### Instructions to follow
In the material below, identify each line bearing the word "劳动与技术教育是以学生获得积极劳动体验". Reproduce those lines.

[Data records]
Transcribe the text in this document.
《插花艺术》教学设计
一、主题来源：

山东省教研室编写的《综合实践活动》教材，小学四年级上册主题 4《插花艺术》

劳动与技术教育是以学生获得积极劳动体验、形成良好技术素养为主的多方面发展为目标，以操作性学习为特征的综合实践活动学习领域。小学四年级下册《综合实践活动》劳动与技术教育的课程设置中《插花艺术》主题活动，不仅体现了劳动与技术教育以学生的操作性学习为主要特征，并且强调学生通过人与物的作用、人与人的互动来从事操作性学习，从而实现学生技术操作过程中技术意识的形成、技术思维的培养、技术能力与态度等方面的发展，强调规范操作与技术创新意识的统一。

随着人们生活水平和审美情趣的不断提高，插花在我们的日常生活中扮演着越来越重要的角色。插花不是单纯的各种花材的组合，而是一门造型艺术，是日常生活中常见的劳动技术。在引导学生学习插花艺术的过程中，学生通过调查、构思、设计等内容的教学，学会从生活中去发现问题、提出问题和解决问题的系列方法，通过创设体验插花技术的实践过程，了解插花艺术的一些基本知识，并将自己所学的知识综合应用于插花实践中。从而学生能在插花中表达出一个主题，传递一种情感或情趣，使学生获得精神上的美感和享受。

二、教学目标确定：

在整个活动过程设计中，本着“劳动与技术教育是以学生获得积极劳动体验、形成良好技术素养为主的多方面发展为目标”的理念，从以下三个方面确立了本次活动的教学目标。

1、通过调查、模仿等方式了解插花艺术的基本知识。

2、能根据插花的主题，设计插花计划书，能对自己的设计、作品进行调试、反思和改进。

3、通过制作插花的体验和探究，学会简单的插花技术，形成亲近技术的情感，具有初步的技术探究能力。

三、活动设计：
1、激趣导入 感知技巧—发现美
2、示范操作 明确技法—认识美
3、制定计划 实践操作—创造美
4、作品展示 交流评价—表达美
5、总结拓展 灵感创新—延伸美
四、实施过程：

### Answer for the task
劳动与技术教育是以学生获得积极劳动体验、形成良好技术素养为主的多方面发展为目标，以操作性学习为特征的综合实践活动学习领域。小学四年级下册《综合实践活动》劳动与技术教育的课程设置中《插花艺术》主题活动，不仅体现了劳动与技术教育以学生的操作性学习为主要特征，并且强调学生通过人与物的作用、人与人的互动来从事操作性学习，从而实现学生技术操作过程中技术意识的形成、技术思维的培养、技术能力与态度等方面的发展，强调规范操作与技术创新意识的统一。
在整个活动过程设计中，本着“劳动与技术教育是以学生获得积极劳动体验、形成良好技术素养为主的多方面发展为目标”的理念，从以下三个方面确立了本次活动的教学目标。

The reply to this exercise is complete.